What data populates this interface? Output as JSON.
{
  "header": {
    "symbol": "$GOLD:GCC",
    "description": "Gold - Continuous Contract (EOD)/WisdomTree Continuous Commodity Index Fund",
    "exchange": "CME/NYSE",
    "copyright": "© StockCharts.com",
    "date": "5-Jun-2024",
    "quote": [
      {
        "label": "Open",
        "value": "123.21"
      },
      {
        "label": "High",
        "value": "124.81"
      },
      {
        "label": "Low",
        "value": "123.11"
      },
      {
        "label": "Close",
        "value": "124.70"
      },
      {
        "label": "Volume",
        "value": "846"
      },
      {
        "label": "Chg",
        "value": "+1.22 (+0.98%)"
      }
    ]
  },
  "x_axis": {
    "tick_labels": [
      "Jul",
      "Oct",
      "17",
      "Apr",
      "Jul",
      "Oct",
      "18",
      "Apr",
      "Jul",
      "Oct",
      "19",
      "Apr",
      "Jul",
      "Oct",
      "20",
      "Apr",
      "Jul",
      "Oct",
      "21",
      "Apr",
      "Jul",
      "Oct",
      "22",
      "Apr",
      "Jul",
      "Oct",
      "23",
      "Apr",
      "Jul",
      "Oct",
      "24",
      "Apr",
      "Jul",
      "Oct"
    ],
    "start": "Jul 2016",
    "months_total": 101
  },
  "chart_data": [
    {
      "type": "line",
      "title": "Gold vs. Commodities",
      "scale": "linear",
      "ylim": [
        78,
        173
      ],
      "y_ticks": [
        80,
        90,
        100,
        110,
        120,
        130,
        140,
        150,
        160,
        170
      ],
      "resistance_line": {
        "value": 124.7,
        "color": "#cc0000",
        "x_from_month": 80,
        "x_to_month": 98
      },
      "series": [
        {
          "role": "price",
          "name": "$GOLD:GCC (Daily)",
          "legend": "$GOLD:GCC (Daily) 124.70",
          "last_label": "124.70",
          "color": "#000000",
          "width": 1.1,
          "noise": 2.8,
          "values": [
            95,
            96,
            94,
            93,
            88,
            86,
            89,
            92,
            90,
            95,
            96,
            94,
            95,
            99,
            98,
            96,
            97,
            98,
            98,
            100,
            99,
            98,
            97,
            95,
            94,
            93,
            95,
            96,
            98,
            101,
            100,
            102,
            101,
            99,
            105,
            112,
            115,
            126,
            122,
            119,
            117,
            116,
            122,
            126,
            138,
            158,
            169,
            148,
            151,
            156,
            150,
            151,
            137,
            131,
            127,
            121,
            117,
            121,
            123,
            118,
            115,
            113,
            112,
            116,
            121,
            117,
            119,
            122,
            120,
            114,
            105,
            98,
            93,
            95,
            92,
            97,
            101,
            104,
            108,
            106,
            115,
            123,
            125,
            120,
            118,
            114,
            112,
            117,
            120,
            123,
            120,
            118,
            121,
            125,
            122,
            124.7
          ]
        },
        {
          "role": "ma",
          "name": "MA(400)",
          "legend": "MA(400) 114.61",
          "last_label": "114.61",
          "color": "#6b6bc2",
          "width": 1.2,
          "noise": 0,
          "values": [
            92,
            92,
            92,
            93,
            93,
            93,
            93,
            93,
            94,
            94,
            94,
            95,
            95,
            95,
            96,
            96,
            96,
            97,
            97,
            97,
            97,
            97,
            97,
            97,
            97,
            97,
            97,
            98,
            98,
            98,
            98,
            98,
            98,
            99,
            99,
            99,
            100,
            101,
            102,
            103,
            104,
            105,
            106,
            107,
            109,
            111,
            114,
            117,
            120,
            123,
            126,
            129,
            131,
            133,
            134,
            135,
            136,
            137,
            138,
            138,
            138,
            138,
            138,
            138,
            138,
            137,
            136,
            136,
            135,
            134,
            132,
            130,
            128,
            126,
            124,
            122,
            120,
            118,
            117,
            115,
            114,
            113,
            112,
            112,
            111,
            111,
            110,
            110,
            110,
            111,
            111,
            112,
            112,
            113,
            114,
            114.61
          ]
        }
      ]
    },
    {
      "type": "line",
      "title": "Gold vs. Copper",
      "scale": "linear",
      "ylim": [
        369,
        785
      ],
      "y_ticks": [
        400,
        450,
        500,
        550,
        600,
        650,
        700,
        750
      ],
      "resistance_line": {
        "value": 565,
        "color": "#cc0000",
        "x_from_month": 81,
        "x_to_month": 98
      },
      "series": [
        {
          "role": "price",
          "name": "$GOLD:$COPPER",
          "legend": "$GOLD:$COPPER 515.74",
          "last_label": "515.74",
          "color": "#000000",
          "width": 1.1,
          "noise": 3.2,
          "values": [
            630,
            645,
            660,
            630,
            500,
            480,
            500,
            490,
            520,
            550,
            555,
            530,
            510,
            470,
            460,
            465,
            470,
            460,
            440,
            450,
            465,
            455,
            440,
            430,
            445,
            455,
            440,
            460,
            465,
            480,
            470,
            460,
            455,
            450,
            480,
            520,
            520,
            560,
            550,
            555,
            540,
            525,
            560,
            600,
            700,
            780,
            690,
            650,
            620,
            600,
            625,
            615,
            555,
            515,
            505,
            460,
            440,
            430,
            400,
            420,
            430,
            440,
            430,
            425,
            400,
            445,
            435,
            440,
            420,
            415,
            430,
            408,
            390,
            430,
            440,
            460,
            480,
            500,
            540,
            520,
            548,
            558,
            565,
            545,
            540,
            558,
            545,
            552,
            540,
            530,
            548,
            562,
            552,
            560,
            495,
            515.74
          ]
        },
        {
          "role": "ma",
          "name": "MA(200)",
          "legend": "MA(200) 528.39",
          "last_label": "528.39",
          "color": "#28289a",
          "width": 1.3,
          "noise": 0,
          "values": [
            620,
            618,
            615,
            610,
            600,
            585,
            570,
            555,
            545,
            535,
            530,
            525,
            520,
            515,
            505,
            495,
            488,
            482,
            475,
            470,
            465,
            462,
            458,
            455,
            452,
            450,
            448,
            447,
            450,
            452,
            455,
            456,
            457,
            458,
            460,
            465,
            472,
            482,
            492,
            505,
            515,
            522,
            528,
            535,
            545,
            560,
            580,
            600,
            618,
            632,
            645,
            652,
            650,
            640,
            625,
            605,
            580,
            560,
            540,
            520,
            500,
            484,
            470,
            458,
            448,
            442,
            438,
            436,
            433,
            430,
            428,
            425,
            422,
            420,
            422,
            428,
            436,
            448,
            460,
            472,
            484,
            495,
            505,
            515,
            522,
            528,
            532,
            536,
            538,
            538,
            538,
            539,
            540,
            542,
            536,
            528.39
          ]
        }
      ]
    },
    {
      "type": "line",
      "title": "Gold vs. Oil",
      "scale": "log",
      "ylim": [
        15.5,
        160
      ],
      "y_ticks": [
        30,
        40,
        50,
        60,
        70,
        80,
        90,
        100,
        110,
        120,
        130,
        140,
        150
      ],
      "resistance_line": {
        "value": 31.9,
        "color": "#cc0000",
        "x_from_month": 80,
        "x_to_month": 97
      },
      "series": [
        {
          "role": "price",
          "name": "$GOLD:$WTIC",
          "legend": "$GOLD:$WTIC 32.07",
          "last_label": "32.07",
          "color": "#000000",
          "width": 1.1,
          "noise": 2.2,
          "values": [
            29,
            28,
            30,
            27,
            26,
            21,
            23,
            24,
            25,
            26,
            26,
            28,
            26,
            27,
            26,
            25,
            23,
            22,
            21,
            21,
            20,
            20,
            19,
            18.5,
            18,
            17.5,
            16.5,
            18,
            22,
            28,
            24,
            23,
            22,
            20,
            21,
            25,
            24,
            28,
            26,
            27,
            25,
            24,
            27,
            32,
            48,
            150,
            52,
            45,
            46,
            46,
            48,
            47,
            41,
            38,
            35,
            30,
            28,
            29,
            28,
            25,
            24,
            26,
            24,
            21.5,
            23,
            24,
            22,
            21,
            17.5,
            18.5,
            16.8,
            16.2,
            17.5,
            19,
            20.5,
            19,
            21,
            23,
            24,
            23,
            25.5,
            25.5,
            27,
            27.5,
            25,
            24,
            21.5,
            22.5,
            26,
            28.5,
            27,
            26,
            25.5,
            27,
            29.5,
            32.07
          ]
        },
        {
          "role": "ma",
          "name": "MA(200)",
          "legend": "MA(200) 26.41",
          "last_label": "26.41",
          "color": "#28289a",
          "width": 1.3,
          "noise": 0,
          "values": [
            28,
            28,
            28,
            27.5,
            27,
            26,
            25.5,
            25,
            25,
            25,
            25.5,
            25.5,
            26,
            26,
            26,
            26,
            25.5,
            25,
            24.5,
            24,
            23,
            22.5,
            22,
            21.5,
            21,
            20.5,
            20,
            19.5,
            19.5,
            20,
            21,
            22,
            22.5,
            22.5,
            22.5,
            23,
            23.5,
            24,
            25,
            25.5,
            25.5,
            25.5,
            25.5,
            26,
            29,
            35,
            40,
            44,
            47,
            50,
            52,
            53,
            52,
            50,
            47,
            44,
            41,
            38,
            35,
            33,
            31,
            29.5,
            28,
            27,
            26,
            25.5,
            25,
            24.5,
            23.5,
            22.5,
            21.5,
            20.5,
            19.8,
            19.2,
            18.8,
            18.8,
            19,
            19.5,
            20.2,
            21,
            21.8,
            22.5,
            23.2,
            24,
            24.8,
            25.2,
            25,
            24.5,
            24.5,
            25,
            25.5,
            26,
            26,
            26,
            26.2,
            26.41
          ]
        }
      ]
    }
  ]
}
▬▬▬▬▬▬▬▬▬▬
_Exercise directions_
Extract every line that has the string "Daily" in it.

_The completed task_
          "name": "$GOLD:GCC (Daily)",
          "legend": "$GOLD:GCC (Daily) 124.70",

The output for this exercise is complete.